(Rows from a figure dataset)
——
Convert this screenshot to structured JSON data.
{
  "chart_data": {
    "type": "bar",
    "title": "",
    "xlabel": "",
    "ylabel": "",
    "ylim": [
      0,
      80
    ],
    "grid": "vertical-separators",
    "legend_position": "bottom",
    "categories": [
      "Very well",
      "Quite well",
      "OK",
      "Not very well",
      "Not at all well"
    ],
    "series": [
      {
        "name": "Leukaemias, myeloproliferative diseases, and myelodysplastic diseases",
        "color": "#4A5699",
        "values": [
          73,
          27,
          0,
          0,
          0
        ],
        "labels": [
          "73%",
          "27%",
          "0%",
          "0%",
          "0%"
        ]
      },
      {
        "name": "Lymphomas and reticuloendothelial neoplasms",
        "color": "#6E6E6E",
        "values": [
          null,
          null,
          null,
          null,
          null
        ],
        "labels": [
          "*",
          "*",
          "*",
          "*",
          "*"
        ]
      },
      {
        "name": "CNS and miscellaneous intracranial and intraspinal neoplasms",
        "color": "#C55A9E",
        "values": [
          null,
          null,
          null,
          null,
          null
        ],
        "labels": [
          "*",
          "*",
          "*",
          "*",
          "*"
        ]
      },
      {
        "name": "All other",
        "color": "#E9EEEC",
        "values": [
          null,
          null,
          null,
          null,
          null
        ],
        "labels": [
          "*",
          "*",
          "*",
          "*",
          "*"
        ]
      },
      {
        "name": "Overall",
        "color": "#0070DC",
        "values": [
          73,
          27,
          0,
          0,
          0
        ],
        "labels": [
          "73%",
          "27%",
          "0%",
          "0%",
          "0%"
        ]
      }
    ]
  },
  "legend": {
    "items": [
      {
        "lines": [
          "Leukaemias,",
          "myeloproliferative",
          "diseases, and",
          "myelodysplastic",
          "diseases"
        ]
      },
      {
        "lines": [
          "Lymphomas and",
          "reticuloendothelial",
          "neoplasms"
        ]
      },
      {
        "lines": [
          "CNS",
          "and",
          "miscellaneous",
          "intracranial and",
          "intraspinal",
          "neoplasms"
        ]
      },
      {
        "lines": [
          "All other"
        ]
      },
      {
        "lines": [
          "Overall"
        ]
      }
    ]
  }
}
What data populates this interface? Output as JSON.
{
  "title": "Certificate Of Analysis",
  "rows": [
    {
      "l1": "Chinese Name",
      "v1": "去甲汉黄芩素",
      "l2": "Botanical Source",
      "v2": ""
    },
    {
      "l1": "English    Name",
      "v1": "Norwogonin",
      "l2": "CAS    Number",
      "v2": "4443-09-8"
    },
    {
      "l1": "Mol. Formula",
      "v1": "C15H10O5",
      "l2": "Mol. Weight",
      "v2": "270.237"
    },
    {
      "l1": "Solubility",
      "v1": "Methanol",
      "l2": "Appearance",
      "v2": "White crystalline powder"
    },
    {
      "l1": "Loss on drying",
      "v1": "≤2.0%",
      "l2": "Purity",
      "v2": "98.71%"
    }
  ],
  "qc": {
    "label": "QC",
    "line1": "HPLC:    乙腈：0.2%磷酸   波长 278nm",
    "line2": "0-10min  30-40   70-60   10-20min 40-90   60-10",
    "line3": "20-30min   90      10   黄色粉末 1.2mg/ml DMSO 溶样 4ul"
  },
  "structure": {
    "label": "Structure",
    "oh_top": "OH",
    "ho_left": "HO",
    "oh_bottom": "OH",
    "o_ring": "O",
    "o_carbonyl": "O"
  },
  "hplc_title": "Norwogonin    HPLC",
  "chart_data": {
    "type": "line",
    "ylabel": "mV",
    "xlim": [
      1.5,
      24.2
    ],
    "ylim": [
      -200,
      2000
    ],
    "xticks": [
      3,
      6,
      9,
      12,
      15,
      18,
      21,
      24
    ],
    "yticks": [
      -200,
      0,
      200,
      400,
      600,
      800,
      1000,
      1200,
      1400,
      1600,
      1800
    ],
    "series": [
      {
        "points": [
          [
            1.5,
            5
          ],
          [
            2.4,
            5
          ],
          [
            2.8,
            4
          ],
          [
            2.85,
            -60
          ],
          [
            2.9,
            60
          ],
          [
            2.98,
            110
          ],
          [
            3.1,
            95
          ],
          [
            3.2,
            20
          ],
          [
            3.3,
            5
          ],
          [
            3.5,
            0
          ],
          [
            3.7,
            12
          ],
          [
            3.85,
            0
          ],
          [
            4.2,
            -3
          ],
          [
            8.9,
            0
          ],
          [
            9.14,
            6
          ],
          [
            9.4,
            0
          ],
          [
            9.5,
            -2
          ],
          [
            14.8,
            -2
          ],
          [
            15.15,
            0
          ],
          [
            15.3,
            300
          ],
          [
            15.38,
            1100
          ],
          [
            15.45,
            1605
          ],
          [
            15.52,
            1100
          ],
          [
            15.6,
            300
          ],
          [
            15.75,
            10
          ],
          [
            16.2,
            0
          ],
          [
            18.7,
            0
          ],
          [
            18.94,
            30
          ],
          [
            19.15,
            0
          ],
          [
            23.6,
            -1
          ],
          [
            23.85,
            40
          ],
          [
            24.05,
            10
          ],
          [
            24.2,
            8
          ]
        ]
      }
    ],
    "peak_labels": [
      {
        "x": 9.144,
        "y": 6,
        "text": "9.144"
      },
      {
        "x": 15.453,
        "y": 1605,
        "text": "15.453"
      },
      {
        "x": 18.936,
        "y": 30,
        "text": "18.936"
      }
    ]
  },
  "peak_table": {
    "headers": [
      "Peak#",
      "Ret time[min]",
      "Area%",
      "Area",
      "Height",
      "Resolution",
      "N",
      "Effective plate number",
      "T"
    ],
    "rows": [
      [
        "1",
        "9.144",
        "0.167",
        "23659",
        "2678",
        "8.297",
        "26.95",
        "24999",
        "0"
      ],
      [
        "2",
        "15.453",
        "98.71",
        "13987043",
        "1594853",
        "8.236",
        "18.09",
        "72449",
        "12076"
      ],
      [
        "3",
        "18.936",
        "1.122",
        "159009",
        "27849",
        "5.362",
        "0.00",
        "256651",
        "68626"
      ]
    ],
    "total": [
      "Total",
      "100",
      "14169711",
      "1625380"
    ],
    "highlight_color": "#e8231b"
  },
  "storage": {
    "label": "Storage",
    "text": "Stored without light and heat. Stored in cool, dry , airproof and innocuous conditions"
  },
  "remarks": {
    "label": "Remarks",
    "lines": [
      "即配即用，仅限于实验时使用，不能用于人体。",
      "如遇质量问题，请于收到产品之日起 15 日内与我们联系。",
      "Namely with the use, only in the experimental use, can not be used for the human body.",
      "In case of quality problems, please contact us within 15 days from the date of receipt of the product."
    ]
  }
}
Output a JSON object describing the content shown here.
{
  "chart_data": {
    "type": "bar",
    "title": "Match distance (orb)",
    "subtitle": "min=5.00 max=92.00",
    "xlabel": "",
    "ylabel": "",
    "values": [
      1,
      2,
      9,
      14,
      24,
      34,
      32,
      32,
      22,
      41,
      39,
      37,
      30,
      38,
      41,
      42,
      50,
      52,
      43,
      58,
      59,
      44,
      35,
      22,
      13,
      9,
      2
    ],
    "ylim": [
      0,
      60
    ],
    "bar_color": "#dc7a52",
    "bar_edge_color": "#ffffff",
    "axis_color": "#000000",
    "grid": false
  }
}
——
## Exercise brief
Return the lines above exactly, keeping every word.

## Written response
Convert this screenshot to structured JSON data.
{
  "chart_data": {
    "type": "bar",
    "title": "",
    "xlabel": "",
    "ylabel": "",
    "ylim": [
      0,
      80
    ],
    "grid": "vertical-separators",
    "legend_position": "bottom",
    "categories": [
      "Very well",
      "Quite well",
      "OK",
      "Not very well",
      "Not at all well"
    ],
    "series": [
      {
        "name": "Leukaemias, myeloproliferative diseases, and myelodysplastic diseases",
        "color": "#4A5699",
        "values": [
          73,
          27,
          0,
          0,
          0
        ],
        "labels": [
          "73%",
          "27%",
          "0%",
          "0%",
          "0%"
        ]
      },
      {
        "name": "Lymphomas and reticuloendothelial neoplasms",
        "color": "#6E6E6E",
        "values": [
          null,
          null,
          null,
          null,
          null
        ],
        "labels": [
          "*",
          "*",
          "*",
          "*",
          "*"
        ]
      },
      {
        "name": "CNS and miscellaneous intracranial and intraspinal neoplasms",
        "color": "#C55A9E",
        "values": [
          null,
          null,
          null,
          null,
          null
        ],
        "labels": [
          "*",
          "*",
          "*",
          "*",
          "*"
        ]
      },
      {
        "name": "All other",
        "color": "#E9EEEC",
        "values": [
          null,
          null,
          null,
          null,
          null
        ],
        "labels": [
          "*",
          "*",
          "*",
          "*",
          "*"
        ]
      },
      {
        "name": "Overall",
        "color": "#0070DC",
        "values": [
          73,
          27,
          0,
          0,
          0
        ],
        "labels": [
          "73%",
          "27%",
          "0%",
          "0%",
          "0%"
        ]
      }
    ]
  },
  "legend": {
    "items": [
      {
        "lines": [
          "Leukaemias,",
          "myeloproliferative",
          "diseases, and",
          "myelodysplastic",
          "diseases"
        ]
      },
      {
        "lines": [
          "Lymphomas and",
          "reticuloendothelial",
          "neoplasms"
        ]
      },
      {
        "lines": [
          "CNS",
          "and",
          "miscellaneous",
          "intracranial and",
          "intraspinal",
          "neoplasms"
        ]
      },
      {
        "lines": [
          "All other"
        ]
      },
      {
        "lines": [
          "Overall"
        ]
      }
    ]
  }
}
What data populates this interface? Output as JSON.
{
  "title": "Certificate Of Analysis",
  "rows": [
    {
      "l1": "Chinese Name",
      "v1": "去甲汉黄芩素",
      "l2": "Botanical Source",
      "v2": ""
    },
    {
      "l1": "English    Name",
      "v1": "Norwogonin",
      "l2": "CAS    Number",
      "v2": "4443-09-8"
    },
    {
      "l1": "Mol. Formula",
      "v1": "C15H10O5",
      "l2": "Mol. Weight",
      "v2": "270.237"
    },
    {
      "l1": "Solubility",
      "v1": "Methanol",
      "l2": "Appearance",
      "v2": "White crystalline powder"
    },
    {
      "l1": "Loss on drying",
      "v1": "≤2.0%",
      "l2": "Purity",
      "v2": "98.71%"
    }
  ],
  "qc": {
    "label": "QC",
    "line1": "HPLC:    乙腈：0.2%磷酸   波长 278nm",
    "line2": "0-10min  30-40   70-60   10-20min 40-90   60-10",
    "line3": "20-30min   90      10   黄色粉末 1.2mg/ml DMSO 溶样 4ul"
  },
  "structure": {
    "label": "Structure",
    "oh_top": "OH",
    "ho_left": "HO",
    "oh_bottom": "OH",
    "o_ring": "O",
    "o_carbonyl": "O"
  },
  "hplc_title": "Norwogonin    HPLC",
  "chart_data": {
    "type": "line",
    "ylabel": "mV",
    "xlim": [
      1.5,
      24.2
    ],
    "ylim": [
      -200,
      2000
    ],
    "xticks": [
      3,
      6,
      9,
      12,
      15,
      18,
      21,
      24
    ],
    "yticks": [
      -200,
      0,
      200,
      400,
      600,
      800,
      1000,
      1200,
      1400,
      1600,
      1800
    ],
    "series": [
      {
        "points": [
          [
            1.5,
            5
          ],
          [
            2.4,
            5
          ],
          [
            2.8,
            4
          ],
          [
            2.85,
            -60
          ],
          [
            2.9,
            60
          ],
          [
            2.98,
            110
          ],
          [
            3.1,
            95
          ],
          [
            3.2,
            20
          ],
          [
            3.3,
            5
          ],
          [
            3.5,
            0
          ],
          [
            3.7,
            12
          ],
          [
            3.85,
            0
          ],
          [
            4.2,
            -3
          ],
          [
            8.9,
            0
          ],
          [
            9.14,
            6
          ],
          [
            9.4,
            0
          ],
          [
            9.5,
            -2
          ],
          [
            14.8,
            -2
          ],
          [
            15.15,
            0
          ],
          [
            15.3,
            300
          ],
          [
            15.38,
            1100
          ],
          [
            15.45,
            1605
          ],
          [
            15.52,
            1100
          ],
          [
            15.6,
            300
          ],
          [
            15.75,
            10
          ],
          [
            16.2,
            0
          ],
          [
            18.7,
            0
          ],
          [
            18.94,
            30
          ],
          [
            19.15,
            0
          ],
          [
            23.6,
            -1
          ],
          [
            23.85,
            40
          ],
          [
            24.05,
            10
          ],
          [
            24.2,
            8
          ]
        ]
      }
    ],
    "peak_labels": [
      {
        "x": 9.144,
        "y": 6,
        "text": "9.144"
      },
      {
        "x": 15.453,
        "y": 1605,
        "text": "15.453"
      },
      {
        "x": 18.936,
        "y": 30,
        "text": "18.936"
      }
    ]
  },
  "peak_table": {
    "headers": [
      "Peak#",
      "Ret time[min]",
      "Area%",
      "Area",
      "Height",
      "Resolution",
      "N",
      "Effective plate number",
      "T"
    ],
    "rows": [
      [
        "1",
        "9.144",
        "0.167",
        "23659",
        "2678",
        "8.297",
        "26.95",
        "24999",
        "0"
      ],
      [
        "2",
        "15.453",
        "98.71",
        "13987043",
        "1594853",
        "8.236",
        "18.09",
        "72449",
        "12076"
      ],
      [
        "3",
        "18.936",
        "1.122",
        "159009",
        "27849",
        "5.362",
        "0.00",
        "256651",
        "68626"
      ]
    ],
    "total": [
      "Total",
      "100",
      "14169711",
      "1625380"
    ],
    "highlight_color": "#e8231b"
  },
  "storage": {
    "label": "Storage",
    "text": "Stored without light and heat. Stored in cool, dry , airproof and innocuous conditions"
  },
  "remarks": {
    "label": "Remarks",
    "lines": [
      "即配即用，仅限于实验时使用，不能用于人体。",
      "如遇质量问题，请于收到产品之日起 15 日内与我们联系。",
      "Namely with the use, only in the experimental use, can not be used for the human body.",
      "In case of quality problems, please contact us within 15 days from the date of receipt of the product."
    ]
  }
}
Output a JSON object describing the content shown here.
{
  "chart_data": {
    "type": "bar",
    "title": "Match distance (orb)",
    "subtitle": "min=5.00 max=92.00",
    "xlabel": "",
    "ylabel": "",
    "values": [
      1,
      2,
      9,
      14,
      24,
      34,
      32,
      32,
      22,
      41,
      39,
      37,
      30,
      38,
      41,
      42,
      50,
      52,
      43,
      58,
      59,
      44,
      35,
      22,
      13,
      9,
      2
    ],
    "ylim": [
      0,
      60
    ],
    "bar_color": "#dc7a52",
    "bar_edge_color": "#ffffff",
    "axis_color": "#000000",
    "grid": false
  }
}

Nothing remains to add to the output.